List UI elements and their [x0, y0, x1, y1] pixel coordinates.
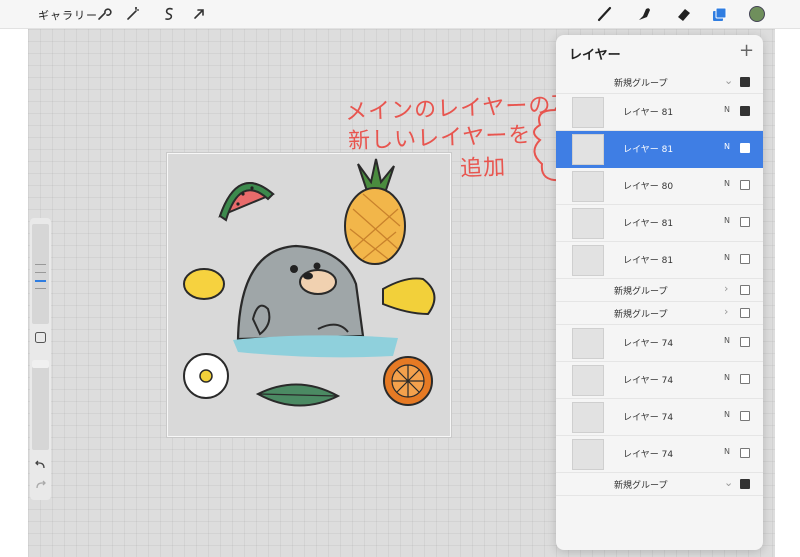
add-layer-button[interactable]: + [739, 40, 754, 61]
visibility-checkbox[interactable] [740, 285, 750, 295]
opacity-slider[interactable] [32, 360, 49, 450]
top-toolbar: ギャラリー [0, 0, 800, 29]
layer-thumbnail [572, 402, 604, 433]
layer-group-row[interactable]: 新規グループ ⌄ [556, 473, 763, 496]
layer-name: レイヤー 81 [623, 219, 674, 229]
redo-icon[interactable] [35, 480, 46, 490]
banana-drawing [382, 277, 436, 316]
group-name: 新規グループ [614, 287, 668, 297]
flower-drawing [183, 353, 229, 399]
blend-mode-label[interactable]: N [724, 336, 730, 345]
slider-tick [35, 272, 46, 273]
layer-name: レイヤー 74 [623, 450, 674, 460]
visibility-checkbox[interactable] [740, 106, 750, 116]
layer-thumbnail [572, 134, 604, 165]
layer-name: レイヤー 81 [623, 145, 674, 155]
slider-handle[interactable] [35, 280, 46, 282]
magic-wand-icon[interactable] [124, 5, 142, 23]
chevron-right-icon[interactable]: › [724, 282, 728, 295]
layer-row[interactable]: レイヤー 81 N [556, 94, 763, 131]
slider-tick [35, 264, 46, 265]
visibility-checkbox[interactable] [740, 337, 750, 347]
left-margin [0, 29, 28, 557]
visibility-checkbox[interactable] [740, 143, 750, 153]
visibility-checkbox[interactable] [740, 479, 750, 489]
blend-mode-label[interactable]: N [724, 105, 730, 114]
visibility-checkbox[interactable] [740, 374, 750, 384]
layer-thumbnail [572, 439, 604, 470]
blend-mode-label[interactable]: N [724, 410, 730, 419]
group-name: 新規グループ [614, 310, 668, 320]
layer-thumbnail [572, 208, 604, 239]
blend-mode-label[interactable]: N [724, 447, 730, 456]
layer-row[interactable]: レイヤー 74 N [556, 399, 763, 436]
watermelon-drawing [218, 182, 275, 222]
left-sidebar [30, 218, 51, 500]
visibility-checkbox[interactable] [740, 180, 750, 190]
layer-row[interactable]: レイヤー 74 N [556, 362, 763, 399]
orange-drawing [383, 356, 433, 406]
chevron-down-icon[interactable]: ⌄ [724, 476, 733, 489]
annotation-text-line3: 追加 [459, 155, 507, 182]
visibility-checkbox[interactable] [740, 308, 750, 318]
blend-mode-label[interactable]: N [724, 179, 730, 188]
layer-row[interactable]: レイヤー 81 N [556, 242, 763, 279]
layer-row[interactable]: レイヤー 81 N [556, 131, 763, 168]
blend-mode-label[interactable]: N [724, 216, 730, 225]
chevron-right-icon[interactable]: › [724, 305, 728, 318]
layer-group-row[interactable]: 新規グループ › [556, 302, 763, 325]
layer-name: レイヤー 80 [623, 182, 674, 192]
layer-row[interactable]: レイヤー 81 N [556, 205, 763, 242]
layer-name: レイヤー 81 [623, 108, 674, 118]
eraser-icon[interactable] [675, 5, 693, 23]
layers-panel: レイヤー + 新規グループ ⌄ レイヤー 81 N レイヤー 81 N レイヤー 80 N レイ… [556, 35, 763, 550]
color-swatch-icon[interactable] [748, 5, 766, 23]
layer-thumbnail [572, 365, 604, 396]
layers-panel-title: レイヤー [569, 48, 621, 63]
visibility-checkbox[interactable] [740, 254, 750, 264]
undo-icon[interactable] [35, 460, 46, 470]
layer-row[interactable]: レイヤー 74 N [556, 436, 763, 473]
gallery-button[interactable]: ギャラリー [38, 7, 98, 23]
layers-icon[interactable] [710, 5, 728, 23]
layer-group-row[interactable]: 新規グループ › [556, 279, 763, 302]
layer-name: レイヤー 81 [623, 256, 674, 266]
layer-thumbnail [572, 328, 604, 359]
visibility-checkbox[interactable] [740, 448, 750, 458]
smudge-icon[interactable] [636, 5, 654, 23]
blend-mode-label[interactable]: N [724, 373, 730, 382]
layer-name: レイヤー 74 [623, 339, 674, 349]
slider-tick [35, 288, 46, 289]
visibility-checkbox[interactable] [740, 411, 750, 421]
layer-thumbnail [572, 171, 604, 202]
layer-group-row[interactable]: 新規グループ ⌄ [556, 71, 763, 94]
square-modify-icon[interactable] [35, 332, 46, 343]
layer-thumbnail [572, 245, 604, 276]
group-name: 新規グループ [614, 79, 668, 89]
layer-row[interactable]: レイヤー 80 N [556, 168, 763, 205]
right-margin [775, 29, 800, 557]
blend-mode-label[interactable]: N [724, 253, 730, 262]
lemon-drawing [183, 268, 225, 300]
transform-arrow-icon[interactable] [190, 5, 208, 23]
visibility-checkbox[interactable] [740, 217, 750, 227]
group-name: 新規グループ [614, 481, 668, 491]
brush-size-slider[interactable] [32, 224, 49, 324]
chevron-down-icon[interactable]: ⌄ [724, 74, 733, 87]
layer-name: レイヤー 74 [623, 413, 674, 423]
blend-mode-label[interactable]: N [724, 142, 730, 151]
leaf-drawing [255, 383, 341, 407]
layer-name: レイヤー 74 [623, 376, 674, 386]
brush-icon[interactable] [596, 5, 614, 23]
wrench-icon[interactable] [95, 5, 113, 23]
selection-icon[interactable] [160, 5, 178, 23]
opacity-handle[interactable] [32, 360, 49, 368]
visibility-checkbox[interactable] [740, 77, 750, 87]
layer-thumbnail [572, 97, 604, 128]
layer-row[interactable]: レイヤー 74 N [556, 325, 763, 362]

+---+

- **EXERCISE DESCRIPTION**:
Retype every line of the entries above without changes, leaving out the picture.

- **SOLUTION TO THIS PROBLEM**:
List UI elements and their [x0, y0, x1, y1] pixel coordinates.
add-layer-button[interactable]: + [739, 40, 754, 61]
visibility-checkbox[interactable] [740, 285, 750, 295]
opacity-slider[interactable] [32, 360, 49, 450]
top-toolbar: ギャラリー [0, 0, 800, 29]
layer-thumbnail [572, 402, 604, 433]
layer-group-row[interactable]: 新規グループ ⌄ [556, 473, 763, 496]
layer-name: レイヤー 81 [623, 219, 674, 229]
redo-icon[interactable] [35, 480, 46, 490]
banana-drawing [382, 277, 436, 316]
group-name: 新規グループ [614, 287, 668, 297]
flower-drawing [183, 353, 229, 399]
blend-mode-label[interactable]: N [724, 336, 730, 345]
slider-tick [35, 272, 46, 273]
layer-name: レイヤー 74 [623, 450, 674, 460]
visibility-checkbox[interactable] [740, 106, 750, 116]
layer-thumbnail [572, 134, 604, 165]
layer-name: レイヤー 81 [623, 145, 674, 155]
slider-handle[interactable] [35, 280, 46, 282]
magic-wand-icon[interactable] [124, 5, 142, 23]
chevron-right-icon[interactable]: › [724, 282, 728, 295]
layer-row[interactable]: レイヤー 81 N [556, 94, 763, 131]
slider-tick [35, 264, 46, 265]
visibility-checkbox[interactable] [740, 337, 750, 347]
left-margin [0, 29, 28, 557]
visibility-checkbox[interactable] [740, 143, 750, 153]
visibility-checkbox[interactable] [740, 479, 750, 489]
blend-mode-label[interactable]: N [724, 105, 730, 114]
visibility-checkbox[interactable] [740, 374, 750, 384]
layer-thumbnail [572, 439, 604, 470]
blend-mode-label[interactable]: N [724, 410, 730, 419]
group-name: 新規グループ [614, 310, 668, 320]
layer-thumbnail [572, 208, 604, 239]
blend-mode-label[interactable]: N [724, 447, 730, 456]
layer-row[interactable]: レイヤー 74 N [556, 399, 763, 436]
watermelon-drawing [218, 182, 275, 222]
left-sidebar [30, 218, 51, 500]
visibility-checkbox[interactable] [740, 180, 750, 190]
layer-row[interactable]: レイヤー 74 N [556, 362, 763, 399]
orange-drawing [383, 356, 433, 406]
chevron-down-icon[interactable]: ⌄ [724, 476, 733, 489]
annotation-text-line3: 追加 [459, 155, 507, 182]
visibility-checkbox[interactable] [740, 308, 750, 318]
blend-mode-label[interactable]: N [724, 179, 730, 188]
layer-row[interactable]: レイヤー 81 N [556, 242, 763, 279]
layer-row[interactable]: レイヤー 81 N [556, 131, 763, 168]
blend-mode-label[interactable]: N [724, 216, 730, 225]
chevron-right-icon[interactable]: › [724, 305, 728, 318]
layer-group-row[interactable]: 新規グループ › [556, 302, 763, 325]
layer-name: レイヤー 80 [623, 182, 674, 192]
layer-row[interactable]: レイヤー 81 N [556, 205, 763, 242]
layer-name: レイヤー 81 [623, 108, 674, 118]
eraser-icon[interactable] [675, 5, 693, 23]
layers-panel: レイヤー + 新規グループ ⌄ レイヤー 81 N レイヤー 81 N レイヤー 80 N レイ… [556, 35, 763, 550]
color-swatch-icon[interactable] [748, 5, 766, 23]
layer-thumbnail [572, 365, 604, 396]
layers-panel-title: レイヤー [569, 48, 621, 63]
visibility-checkbox[interactable] [740, 254, 750, 264]
undo-icon[interactable] [35, 460, 46, 470]
layer-row[interactable]: レイヤー 74 N [556, 436, 763, 473]
gallery-button[interactable]: ギャラリー [38, 7, 98, 23]
layers-icon[interactable] [710, 5, 728, 23]
layer-group-row[interactable]: 新規グループ › [556, 279, 763, 302]
layer-name: レイヤー 81 [623, 256, 674, 266]
layer-thumbnail [572, 328, 604, 359]
visibility-checkbox[interactable] [740, 448, 750, 458]
smudge-icon[interactable] [636, 5, 654, 23]
blend-mode-label[interactable]: N [724, 373, 730, 382]
layer-name: レイヤー 74 [623, 339, 674, 349]
slider-tick [35, 288, 46, 289]
visibility-checkbox[interactable] [740, 411, 750, 421]
layer-thumbnail [572, 171, 604, 202]
layer-group-row[interactable]: 新規グループ ⌄ [556, 71, 763, 94]
square-modify-icon[interactable] [35, 332, 46, 343]
layer-thumbnail [572, 245, 604, 276]
group-name: 新規グループ [614, 79, 668, 89]
layer-row[interactable]: レイヤー 80 N [556, 168, 763, 205]
right-margin [775, 29, 800, 557]
blend-mode-label[interactable]: N [724, 253, 730, 262]
lemon-drawing [183, 268, 225, 300]
transform-arrow-icon[interactable] [190, 5, 208, 23]
visibility-checkbox[interactable] [740, 217, 750, 227]
group-name: 新規グループ [614, 481, 668, 491]
brush-size-slider[interactable] [32, 224, 49, 324]
chevron-down-icon[interactable]: ⌄ [724, 74, 733, 87]
layer-name: レイヤー 74 [623, 413, 674, 423]
blend-mode-label[interactable]: N [724, 142, 730, 151]
leaf-drawing [255, 383, 341, 407]
layer-name: レイヤー 74 [623, 376, 674, 386]
brush-icon[interactable] [596, 5, 614, 23]
wrench-icon[interactable] [95, 5, 113, 23]
selection-icon[interactable] [160, 5, 178, 23]
opacity-handle[interactable] [32, 360, 49, 368]
visibility-checkbox[interactable] [740, 77, 750, 87]
layer-thumbnail [572, 97, 604, 128]
layer-row[interactable]: レイヤー 74 N [556, 325, 763, 362]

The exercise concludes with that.